WRITTEN PROBLEM. Report the number of lines where the string "Młociny" occurs, and write nothing else.

════════════════

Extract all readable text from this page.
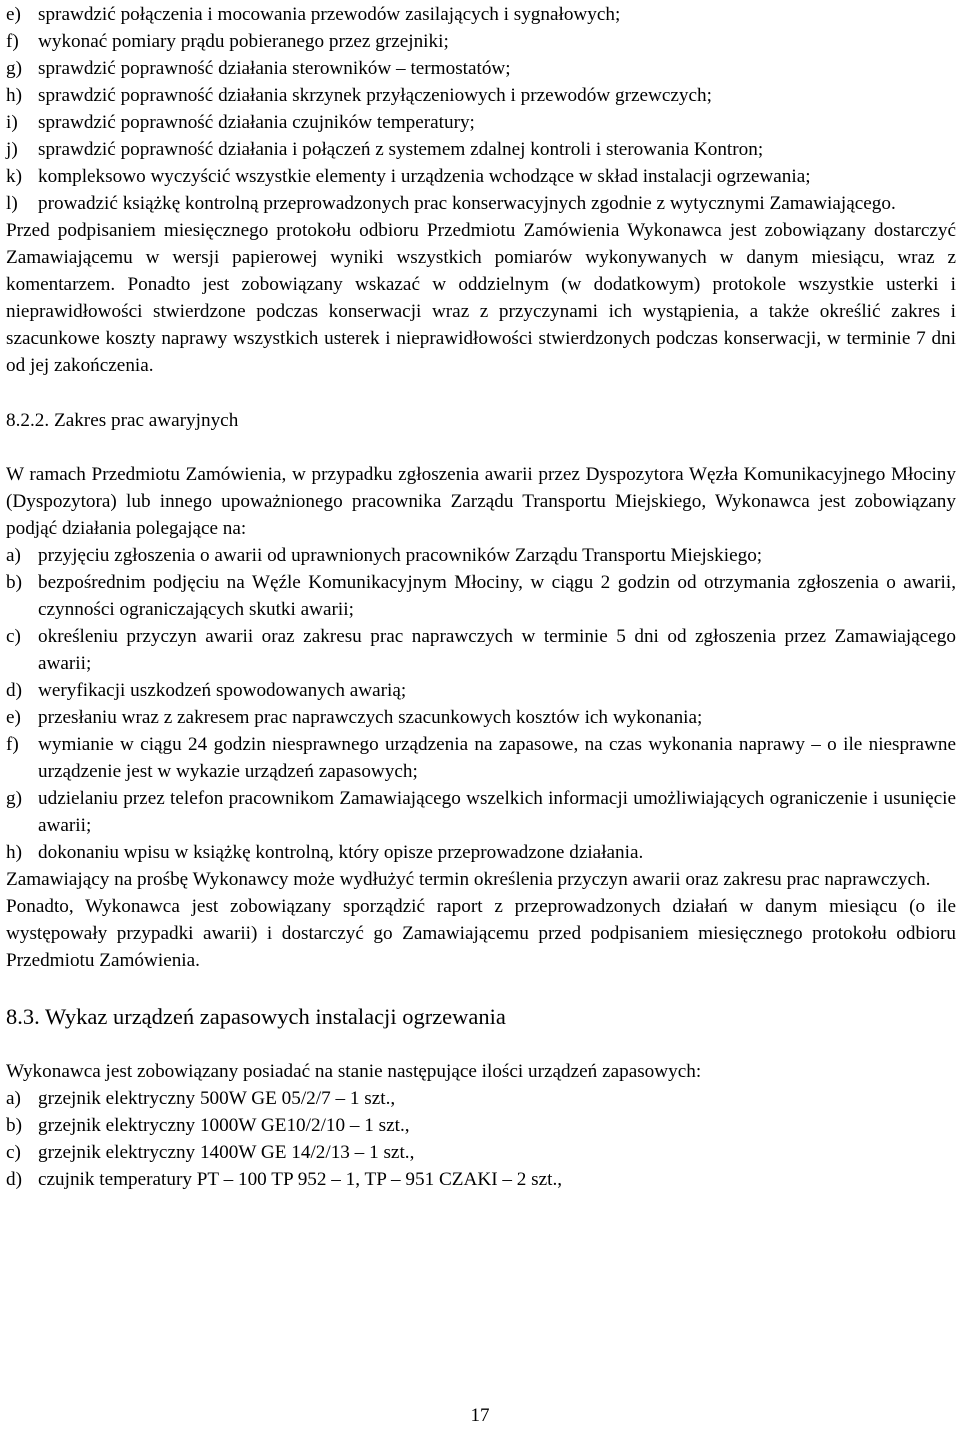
e) sprawdzić połączenia i mocowania przewodów zasilających i sygnałowych;
f)	wykonać pomiary prądu pobieranego przez grzejniki;
g) sprawdzić poprawność działania sterowników – termostatów;
h) sprawdzić poprawność działania skrzynek przyłączeniowych i przewodów grzewczych;
i)	sprawdzić poprawność działania czujników temperatury;
j)	sprawdzić poprawność działania i połączeń z systemem zdalnej kontroli i sterowania Kontron;
k) kompleksowo wyczyścić wszystkie elementy i urządzenia wchodzące w skład instalacji ogrzewania;
l)	prowadzić książkę kontrolną przeprowadzonych prac konserwacyjnych zgodnie z wytycznymi Zamawiającego.

Przed podpisaniem miesięcznego protokołu odbioru Przedmiotu Zamówienia Wykonawca jest zobowiązany dostarczyć Zamawiającemu w wersji papierowej wyniki wszystkich pomiarów wykonywanych w danym miesiącu, wraz z komentarzem. Ponadto jest zobowiązany wskazać w oddzielnym (w dodatkowym) protokole wszystkie usterki i nieprawidłowości stwierdzone podczas konserwacji wraz z przyczynami ich wystąpienia, a także określić zakres i szacunkowe koszty naprawy wszystkich usterek i nieprawidłowości stwierdzonych podczas konserwacji, w terminie 7 dni od jej zakończenia.

8.2.2. Zakres prac awaryjnych

W ramach Przedmiotu Zamówienia, w przypadku zgłoszenia awarii przez Dyspozytora Węzła Komunikacyjnego Młociny (Dyspozytora) lub innego upoważnionego pracownika Zarządu Transportu Miejskiego, Wykonawca jest zobowiązany podjąć działania polegające na:

a) przyjęciu zgłoszenia o awarii od uprawnionych pracowników Zarządu Transportu Miejskiego;
b) bezpośrednim podjęciu na Węźle Komunikacyjnym Młociny, w ciągu 2 godzin od otrzymania zgłoszenia o awarii, czynności ograniczających skutki awarii;
c) określeniu przyczyn awarii oraz zakresu prac naprawczych w terminie 5 dni od zgłoszenia przez Zamawiającego awarii;
d) weryfikacji uszkodzeń spowodowanych awarią;
e) przesłaniu wraz z zakresem prac naprawczych szacunkowych kosztów ich wykonania;
f)	wymianie w ciągu 24 godzin niesprawnego urządzenia na zapasowe, na czas wykonania naprawy – o ile niesprawne urządzenie jest w wykazie urządzeń zapasowych;
g) udzielaniu przez telefon pracownikom Zamawiającego wszelkich informacji umożliwiających ograniczenie i usunięcie awarii;
h) dokonaniu wpisu w książkę kontrolną, który opisze przeprowadzone działania.

Zamawiający na prośbę Wykonawcy może wydłużyć termin określenia przyczyn awarii oraz zakresu prac naprawczych.

Ponadto, Wykonawca jest zobowiązany sporządzić raport z przeprowadzonych działań w danym miesiącu (o ile występowały przypadki awarii) i dostarczyć go Zamawiającemu przed podpisaniem miesięcznego protokołu odbioru Przedmiotu Zamówienia.

8.3. Wykaz urządzeń zapasowych instalacji ogrzewania

Wykonawca jest zobowiązany posiadać na stanie następujące ilości urządzeń zapasowych:

a) grzejnik elektryczny 500W GE 05/2/7 – 1 szt.,
b) grzejnik elektryczny 1000W GE10/2/10 – 1 szt.,
c) grzejnik elektryczny 1400W GE 14/2/13 – 1 szt.,
d) czujnik temperatury PT – 100 TP 952 – 1, TP – 951 CZAKI – 2 szt.,
17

════════════════

OUTPUT FOR THIS TASK. 2